Data section ::
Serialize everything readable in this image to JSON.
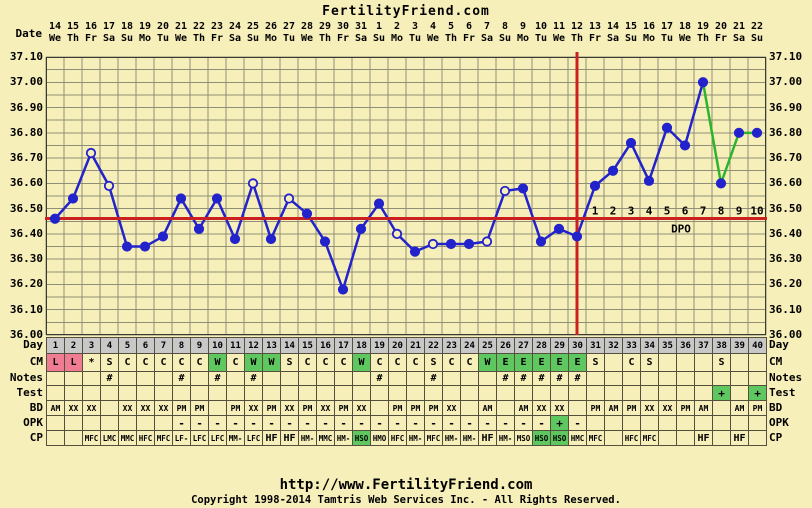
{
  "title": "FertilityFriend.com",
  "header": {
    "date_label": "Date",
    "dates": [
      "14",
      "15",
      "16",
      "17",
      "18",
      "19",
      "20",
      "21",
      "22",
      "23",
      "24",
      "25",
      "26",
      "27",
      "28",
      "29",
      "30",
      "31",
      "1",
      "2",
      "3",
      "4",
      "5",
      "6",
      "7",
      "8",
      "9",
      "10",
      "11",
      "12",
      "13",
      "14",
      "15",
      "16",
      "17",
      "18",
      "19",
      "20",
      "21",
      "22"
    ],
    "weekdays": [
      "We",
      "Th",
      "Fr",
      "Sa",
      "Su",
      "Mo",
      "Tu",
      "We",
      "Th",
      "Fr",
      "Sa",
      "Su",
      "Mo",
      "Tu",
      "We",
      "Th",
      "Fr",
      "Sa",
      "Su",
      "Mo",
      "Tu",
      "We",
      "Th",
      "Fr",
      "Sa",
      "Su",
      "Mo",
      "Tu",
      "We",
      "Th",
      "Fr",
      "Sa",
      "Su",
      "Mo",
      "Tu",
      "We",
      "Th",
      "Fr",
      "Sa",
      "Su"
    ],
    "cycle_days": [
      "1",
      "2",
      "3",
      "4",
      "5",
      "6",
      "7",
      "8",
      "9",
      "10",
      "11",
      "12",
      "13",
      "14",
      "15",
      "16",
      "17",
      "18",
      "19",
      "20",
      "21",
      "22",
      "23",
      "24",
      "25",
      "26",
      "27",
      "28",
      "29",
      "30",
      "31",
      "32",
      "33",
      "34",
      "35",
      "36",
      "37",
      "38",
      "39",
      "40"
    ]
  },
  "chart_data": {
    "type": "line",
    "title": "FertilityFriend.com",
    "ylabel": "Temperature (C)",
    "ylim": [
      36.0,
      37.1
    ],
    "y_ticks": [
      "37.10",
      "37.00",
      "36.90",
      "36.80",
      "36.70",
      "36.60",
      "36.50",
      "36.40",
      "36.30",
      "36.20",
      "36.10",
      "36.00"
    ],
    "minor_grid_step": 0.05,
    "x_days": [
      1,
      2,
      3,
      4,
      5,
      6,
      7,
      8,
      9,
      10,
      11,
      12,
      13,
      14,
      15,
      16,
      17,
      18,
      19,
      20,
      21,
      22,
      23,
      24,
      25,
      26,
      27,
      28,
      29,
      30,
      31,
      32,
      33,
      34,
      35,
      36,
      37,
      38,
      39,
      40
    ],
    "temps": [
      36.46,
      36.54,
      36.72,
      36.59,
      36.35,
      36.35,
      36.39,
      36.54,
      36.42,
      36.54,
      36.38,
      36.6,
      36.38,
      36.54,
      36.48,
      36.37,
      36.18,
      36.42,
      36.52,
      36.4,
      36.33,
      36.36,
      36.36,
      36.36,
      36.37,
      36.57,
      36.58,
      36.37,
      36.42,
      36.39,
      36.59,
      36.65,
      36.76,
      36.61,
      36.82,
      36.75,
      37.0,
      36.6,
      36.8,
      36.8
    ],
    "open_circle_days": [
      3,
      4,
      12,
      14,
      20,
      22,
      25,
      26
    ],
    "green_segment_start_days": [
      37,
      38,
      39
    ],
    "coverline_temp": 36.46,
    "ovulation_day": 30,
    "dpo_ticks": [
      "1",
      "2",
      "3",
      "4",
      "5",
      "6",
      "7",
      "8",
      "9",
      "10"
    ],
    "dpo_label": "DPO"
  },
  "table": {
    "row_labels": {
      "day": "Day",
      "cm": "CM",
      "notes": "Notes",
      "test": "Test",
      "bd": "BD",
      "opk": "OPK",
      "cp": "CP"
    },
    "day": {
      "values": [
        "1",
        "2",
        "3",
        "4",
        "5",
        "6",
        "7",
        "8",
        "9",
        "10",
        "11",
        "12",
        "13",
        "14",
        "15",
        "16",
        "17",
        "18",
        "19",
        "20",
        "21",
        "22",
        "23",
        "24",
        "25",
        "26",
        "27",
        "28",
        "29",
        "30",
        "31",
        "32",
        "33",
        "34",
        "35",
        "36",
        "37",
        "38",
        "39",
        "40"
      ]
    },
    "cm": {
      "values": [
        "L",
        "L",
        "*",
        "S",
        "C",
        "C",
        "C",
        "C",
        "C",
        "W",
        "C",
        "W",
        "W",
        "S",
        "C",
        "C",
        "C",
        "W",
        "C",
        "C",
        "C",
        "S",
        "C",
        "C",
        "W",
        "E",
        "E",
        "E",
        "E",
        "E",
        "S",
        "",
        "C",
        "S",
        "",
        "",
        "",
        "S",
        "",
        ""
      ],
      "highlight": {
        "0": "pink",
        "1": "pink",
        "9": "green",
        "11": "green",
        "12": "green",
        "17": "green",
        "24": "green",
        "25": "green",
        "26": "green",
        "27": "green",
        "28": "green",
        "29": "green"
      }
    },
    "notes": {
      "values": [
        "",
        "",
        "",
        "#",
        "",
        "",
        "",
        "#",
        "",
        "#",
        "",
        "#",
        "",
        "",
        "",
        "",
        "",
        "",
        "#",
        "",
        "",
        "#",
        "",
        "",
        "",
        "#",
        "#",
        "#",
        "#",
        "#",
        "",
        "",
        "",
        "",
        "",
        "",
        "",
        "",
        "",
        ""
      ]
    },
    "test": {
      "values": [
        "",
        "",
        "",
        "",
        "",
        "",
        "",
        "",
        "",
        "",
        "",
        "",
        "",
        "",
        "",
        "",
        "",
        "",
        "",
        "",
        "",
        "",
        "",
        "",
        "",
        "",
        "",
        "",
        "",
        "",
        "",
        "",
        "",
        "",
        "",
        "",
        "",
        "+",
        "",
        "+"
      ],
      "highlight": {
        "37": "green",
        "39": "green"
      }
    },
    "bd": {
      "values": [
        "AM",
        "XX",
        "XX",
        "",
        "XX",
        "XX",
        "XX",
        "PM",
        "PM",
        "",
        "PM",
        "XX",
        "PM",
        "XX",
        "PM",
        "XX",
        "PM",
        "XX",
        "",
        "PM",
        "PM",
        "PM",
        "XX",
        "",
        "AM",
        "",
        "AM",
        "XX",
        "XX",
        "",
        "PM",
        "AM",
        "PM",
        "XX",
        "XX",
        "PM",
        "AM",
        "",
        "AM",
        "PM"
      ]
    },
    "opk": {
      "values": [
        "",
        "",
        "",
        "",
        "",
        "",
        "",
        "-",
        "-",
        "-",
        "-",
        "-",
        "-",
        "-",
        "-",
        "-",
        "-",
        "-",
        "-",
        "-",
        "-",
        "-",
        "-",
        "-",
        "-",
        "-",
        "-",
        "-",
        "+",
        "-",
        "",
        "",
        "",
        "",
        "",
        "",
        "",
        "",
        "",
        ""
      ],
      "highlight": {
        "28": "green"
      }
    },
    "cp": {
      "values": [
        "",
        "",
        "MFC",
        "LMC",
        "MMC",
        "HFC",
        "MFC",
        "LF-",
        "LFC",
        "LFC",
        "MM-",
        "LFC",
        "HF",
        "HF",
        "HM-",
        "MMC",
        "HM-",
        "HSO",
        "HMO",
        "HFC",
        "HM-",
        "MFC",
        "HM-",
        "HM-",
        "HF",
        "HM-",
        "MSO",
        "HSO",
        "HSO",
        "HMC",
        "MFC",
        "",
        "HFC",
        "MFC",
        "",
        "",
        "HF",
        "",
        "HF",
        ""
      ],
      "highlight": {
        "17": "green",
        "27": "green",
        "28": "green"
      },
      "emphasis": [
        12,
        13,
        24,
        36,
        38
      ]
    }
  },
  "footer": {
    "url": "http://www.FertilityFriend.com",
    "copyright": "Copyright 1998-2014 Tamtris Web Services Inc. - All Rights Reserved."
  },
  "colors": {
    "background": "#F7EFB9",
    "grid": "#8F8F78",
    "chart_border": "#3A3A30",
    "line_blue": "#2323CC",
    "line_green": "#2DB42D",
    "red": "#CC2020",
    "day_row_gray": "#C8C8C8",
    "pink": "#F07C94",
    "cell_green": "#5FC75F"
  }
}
---
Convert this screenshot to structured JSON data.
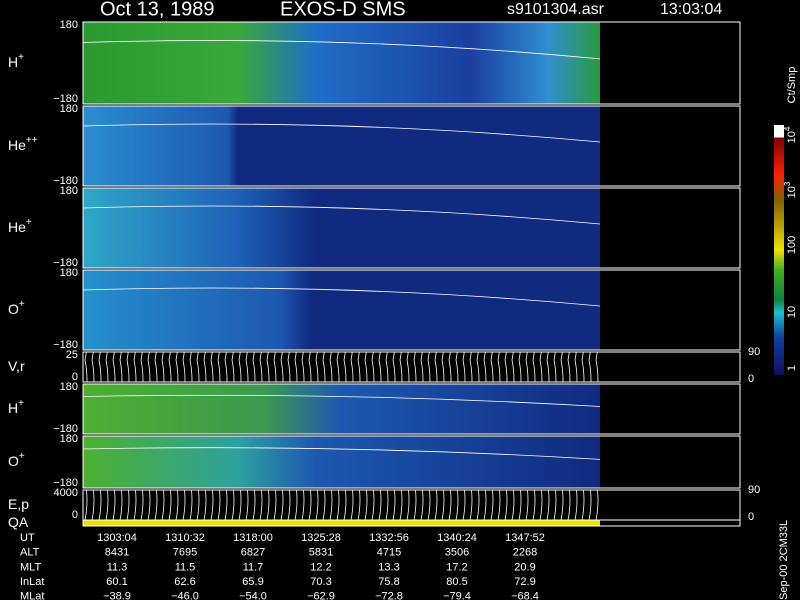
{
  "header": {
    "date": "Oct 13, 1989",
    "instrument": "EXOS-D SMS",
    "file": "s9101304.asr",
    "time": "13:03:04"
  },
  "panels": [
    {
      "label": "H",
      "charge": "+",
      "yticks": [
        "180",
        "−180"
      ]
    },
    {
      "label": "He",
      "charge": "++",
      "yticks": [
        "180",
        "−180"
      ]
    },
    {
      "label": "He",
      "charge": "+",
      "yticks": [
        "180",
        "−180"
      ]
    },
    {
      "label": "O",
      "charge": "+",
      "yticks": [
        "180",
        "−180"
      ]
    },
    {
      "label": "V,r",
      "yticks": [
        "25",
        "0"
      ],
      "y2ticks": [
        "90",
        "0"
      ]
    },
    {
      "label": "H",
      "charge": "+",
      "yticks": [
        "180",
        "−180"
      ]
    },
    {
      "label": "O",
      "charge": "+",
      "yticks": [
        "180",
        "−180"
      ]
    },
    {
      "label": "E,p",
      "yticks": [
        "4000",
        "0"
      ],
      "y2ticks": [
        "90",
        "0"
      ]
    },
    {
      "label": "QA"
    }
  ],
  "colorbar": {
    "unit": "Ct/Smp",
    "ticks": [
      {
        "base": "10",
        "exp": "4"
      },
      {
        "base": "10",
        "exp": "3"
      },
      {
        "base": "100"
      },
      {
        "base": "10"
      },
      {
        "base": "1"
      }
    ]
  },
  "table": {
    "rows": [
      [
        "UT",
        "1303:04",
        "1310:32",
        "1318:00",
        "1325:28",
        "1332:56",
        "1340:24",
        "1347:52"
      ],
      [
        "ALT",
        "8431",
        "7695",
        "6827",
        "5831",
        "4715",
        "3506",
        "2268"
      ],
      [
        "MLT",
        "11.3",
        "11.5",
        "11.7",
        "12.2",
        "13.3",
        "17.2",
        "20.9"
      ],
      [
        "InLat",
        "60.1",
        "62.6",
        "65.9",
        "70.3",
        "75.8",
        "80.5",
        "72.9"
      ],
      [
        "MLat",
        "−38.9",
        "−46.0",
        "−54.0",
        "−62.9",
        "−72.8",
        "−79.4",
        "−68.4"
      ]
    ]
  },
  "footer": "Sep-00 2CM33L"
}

Exercise directions ::
Scan the records for the string "JSON". Copy each line in which it appears.

Final result ::
Serialize everything readable in this image to JSON.
Convert this screenshot to structured JSON data.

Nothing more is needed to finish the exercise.